====== Passage to read ======

Colorado Court of Appeals, 2024

Matter of Clark Brothers

Matter of Clark Brothers
Colorado Court of Appeals · Decided October 24, 2024

Matter of Clark Brothers

Opinion

23CA2061 Matter of Clark Brothers 10-24-2024 COLORADO COURT OF APPEALS

Court of Appeals No. 23CA2061 Colorado Division of Securities Case No. XY 2022-0001

In the Matter of Jason Ray Clark, Respondent-Appellant, v. Tung Chan, Securities Commissioner, Petitioner-Appellee.

ORDER AFFIRMED Division IV Opinion by JUDGE KUHN Harris and Yun, JJ., concur NOT PUBLISHED PURSUANT TO C.A.R. 35(e) Announced October 24, 2024

Jason Ray Clark, Pro se Philip J. Weiser, Attorney General, Robert W. Finke, First Assistant Attorney General, Sarah P.J. Donahue, Assistant Attorney General, Denver, Colorado, for Petitioner-Appellee ¶1 In this securities license revocation action, respondent, Jason Ray Clark, pro se, appeals the Colorado Securities Commissioner’s final agency order revoking his investment advisor representative license. We affirm.

I. Background ¶2 This matter stems from an investigation by the Colorado Division of Securities into Clark and his investment advisor company, Clark Brothers, Inc.1 The Division conducted two examinations, the first of which occurred in February 2010. At the conclusion of the first examination, the Division sent Clark a letter informing him of regulatory deficiencies. Clark did not respond to that letter, and in September 2010, the Division sent him a second letter. In February 2013, the Division closed the first examination after Clark agreed to comply with the Colorado Securities Act, sections 11-51-401 to -412, C.R.S. 2024, and the securities rules promulgated thereunder.

1 Clark Brothers, Inc., was previously a party to this appeal; however, it was dismissed after failing to show why it is excepted from the requirement that a domestic entity be represented by an attorney in court proceedings. See § 13-1-127, C.R.S. 2024. Thus, this appeal relates solely to Jason Ray Clark.

======

▸ **Goals**
1/ In the court opinion on the Clark Brothers matter, when did the Division of Securities conduct its first examination?
2/ Continue the court opinion on the Clark Brothers matter from the point where it stops.

====== Material provided ======

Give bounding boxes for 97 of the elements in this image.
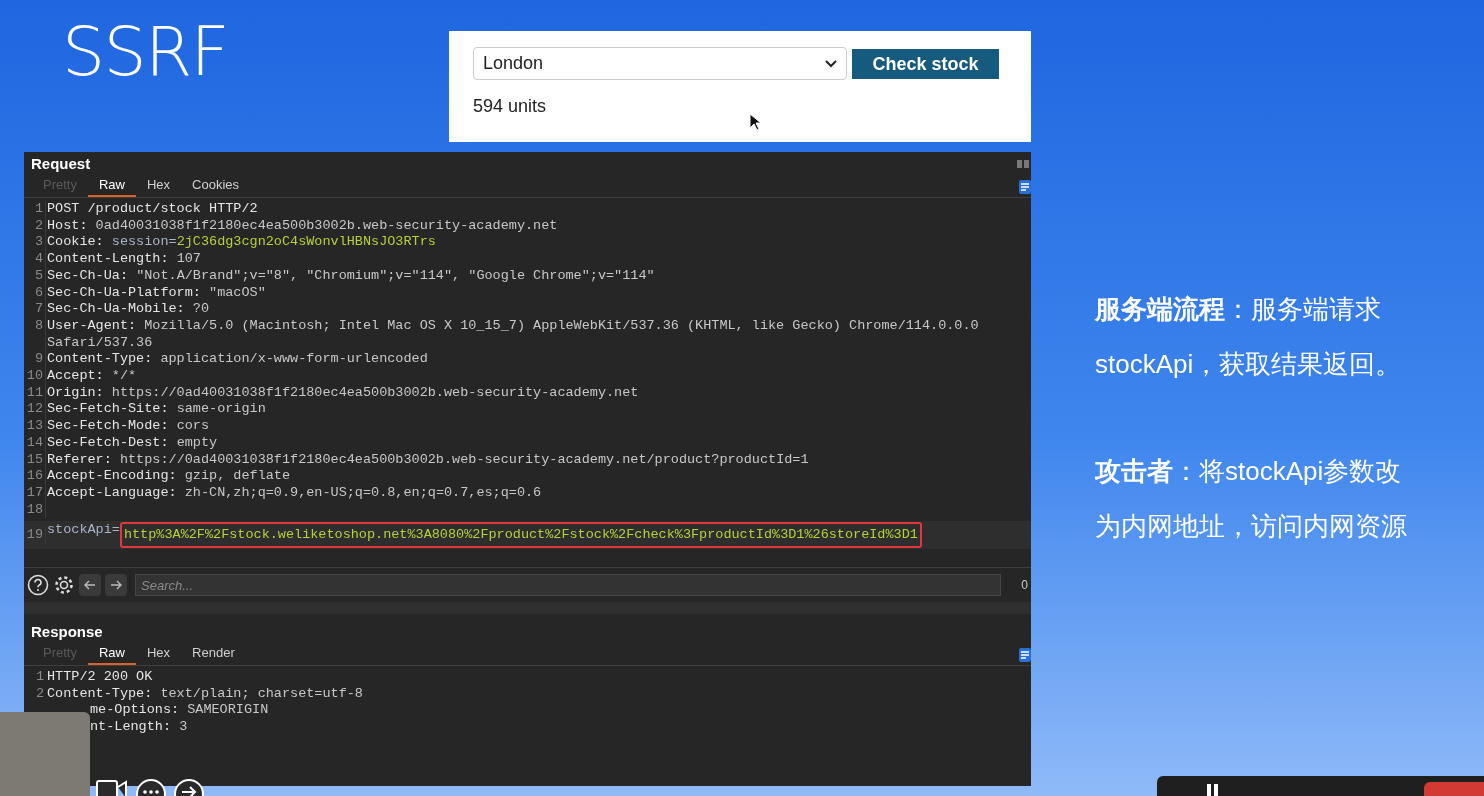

======

▸ **The replies**
1/ February 2010

2/
¶3 However, Clark did not comply with these requirements. He did not file his required investment advisor forms (ADVs) for the years 2014, 2015, 2016, 2017, and 2018. See Div. of Sec. Rule 51-4.3(IA)(G), 3 Code Colo. Regs. 704-1. The Division eventually conducted a second examination in April 2021. After completing the second examination, the Division alleged that Clark failed to disclose or misrepresented material facts to clients in Form ADV filings, including • multiple tax liens and judgments entered against him; • discretionary trading practices without first obtaining the required client approval; • concentrated positions with minimal diversification in contradiction to his disclosed trading strategy; • advisory fee calculations that differed from those disclosed to investors; and • the failure to correct misleading advertising and performance claims.

¶4 The Division then filed a notice of charges containing the above allegations. An Administrative Law Judge (ALJ) held a two-day hearing on the merits in June 2023. The ALJ concluded that Clark willfully violated the following Division of Securities Rules: 51-4.3(IA)(F) and (G), 51-4.4(IA)(D), 51-4.6(IA)(A)(5) and (E)(1), 51-4.6(IA)(A)(6), 51-4.6(IA)(A)(15), 51-4.6(IA)(A)(9), 51-4.6(IA)(A)(16), 51-4.6(IA)(A)(18), 51-4.8(IA)(A), 51-4.8(IA)(B), 51-4.8(IA)(J), 51-4.8(IA)(M), 51-4.8(IA)(N), 51-4.8(IA)(P), 51-4.8(IA)(X), 51-4.10(IA)(B)(2)(b)(i) and (ii), and 51-4.12(IA)(A)(6), Code Colo. Regs. 704-1. The ALJ then issued an initial decision revoking Clark’s investment adviser representative license.

¶5 Clark filed exceptions to the ALJ’s initial decision. After reviewing the exceptions, the Commissioner affirmed and adopted the initial decision and revoked Clark’s license.

II. Analysis ¶6 Clark raises multiple contentions that we address in turn. He argues that the Commissioner’s license revocation order should be reversed because (1) he was selectively prosecuted; (2) the ALJ lacked constitutional decision-making authority; and (3) the

Commissioner’s decision was in error.2 We first address preservation.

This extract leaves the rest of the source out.